##### INPUT DATA #####

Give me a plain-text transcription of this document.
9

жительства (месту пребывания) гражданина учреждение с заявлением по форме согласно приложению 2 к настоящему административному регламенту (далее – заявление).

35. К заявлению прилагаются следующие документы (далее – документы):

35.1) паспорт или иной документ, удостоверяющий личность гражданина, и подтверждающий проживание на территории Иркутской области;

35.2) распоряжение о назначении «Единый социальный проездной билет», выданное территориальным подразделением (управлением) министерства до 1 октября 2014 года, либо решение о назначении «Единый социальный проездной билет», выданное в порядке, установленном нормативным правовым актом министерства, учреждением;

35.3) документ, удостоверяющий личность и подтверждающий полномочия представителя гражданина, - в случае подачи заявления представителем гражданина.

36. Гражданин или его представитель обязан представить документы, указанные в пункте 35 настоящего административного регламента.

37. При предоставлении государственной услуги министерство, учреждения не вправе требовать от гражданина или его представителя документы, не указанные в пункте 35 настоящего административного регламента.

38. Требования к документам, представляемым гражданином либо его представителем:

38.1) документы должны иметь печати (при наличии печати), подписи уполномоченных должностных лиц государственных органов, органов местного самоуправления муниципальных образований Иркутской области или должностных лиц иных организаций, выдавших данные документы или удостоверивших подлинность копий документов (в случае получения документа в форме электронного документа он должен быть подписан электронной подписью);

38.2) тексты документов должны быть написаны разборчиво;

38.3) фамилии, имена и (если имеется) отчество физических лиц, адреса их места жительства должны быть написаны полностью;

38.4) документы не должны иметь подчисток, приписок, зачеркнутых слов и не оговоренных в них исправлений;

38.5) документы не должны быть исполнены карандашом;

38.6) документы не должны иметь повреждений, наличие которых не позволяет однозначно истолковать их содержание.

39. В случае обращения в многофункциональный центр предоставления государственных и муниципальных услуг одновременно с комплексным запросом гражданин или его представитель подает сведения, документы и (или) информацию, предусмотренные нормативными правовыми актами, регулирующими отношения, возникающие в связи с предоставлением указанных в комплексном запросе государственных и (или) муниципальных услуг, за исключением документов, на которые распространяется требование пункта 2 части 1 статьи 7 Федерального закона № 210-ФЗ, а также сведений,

#####

**EXERCISE PROMPT**
Reproduce the records in full, exactly as written.

**ANSWER TO THE TASK**
Give me a plain-text transcription of this document.
9

жительства (месту пребывания) гражданина учреждение с заявлением по форме согласно приложению 2 к настоящему административному регламенту (далее – заявление).

35. К заявлению прилагаются следующие документы (далее – документы):

35.1) паспорт или иной документ, удостоверяющий личность гражданина, и подтверждающий проживание на территории Иркутской области;

35.2) распоряжение о назначении «Единый социальный проездной билет», выданное территориальным подразделением (управлением) министерства до 1 октября 2014 года, либо решение о назначении «Единый социальный проездной билет», выданное в порядке, установленном нормативным правовым актом министерства, учреждением;

35.3) документ, удостоверяющий личность и подтверждающий полномочия представителя гражданина, - в случае подачи заявления представителем гражданина.

36. Гражданин или его представитель обязан представить документы, указанные в пункте 35 настоящего административного регламента.

37. При предоставлении государственной услуги министерство, учреждения не вправе требовать от гражданина или его представителя документы, не указанные в пункте 35 настоящего административного регламента.

38. Требования к документам, представляемым гражданином либо его представителем:

38.1) документы должны иметь печати (при наличии печати), подписи уполномоченных должностных лиц государственных органов, органов местного самоуправления муниципальных образований Иркутской области или должностных лиц иных организаций, выдавших данные документы или удостоверивших подлинность копий документов (в случае получения документа в форме электронного документа он должен быть подписан электронной подписью);

38.2) тексты документов должны быть написаны разборчиво;

38.3) фамилии, имена и (если имеется) отчество физических лиц, адреса их места жительства должны быть написаны полностью;

38.4) документы не должны иметь подчисток, приписок, зачеркнутых слов и не оговоренных в них исправлений;

38.5) документы не должны быть исполнены карандашом;

38.6) документы не должны иметь повреждений, наличие которых не позволяет однозначно истолковать их содержание.

39. В случае обращения в многофункциональный центр предоставления государственных и муниципальных услуг одновременно с комплексным запросом гражданин или его представитель подает сведения, документы и (или) информацию, предусмотренные нормативными правовыми актами, регулирующими отношения, возникающие в связи с предоставлением указанных в комплексном запросе государственных и (или) муниципальных услуг, за исключением документов, на которые распространяется требование пункта 2 части 1 статьи 7 Федерального закона № 210-ФЗ, а также сведений,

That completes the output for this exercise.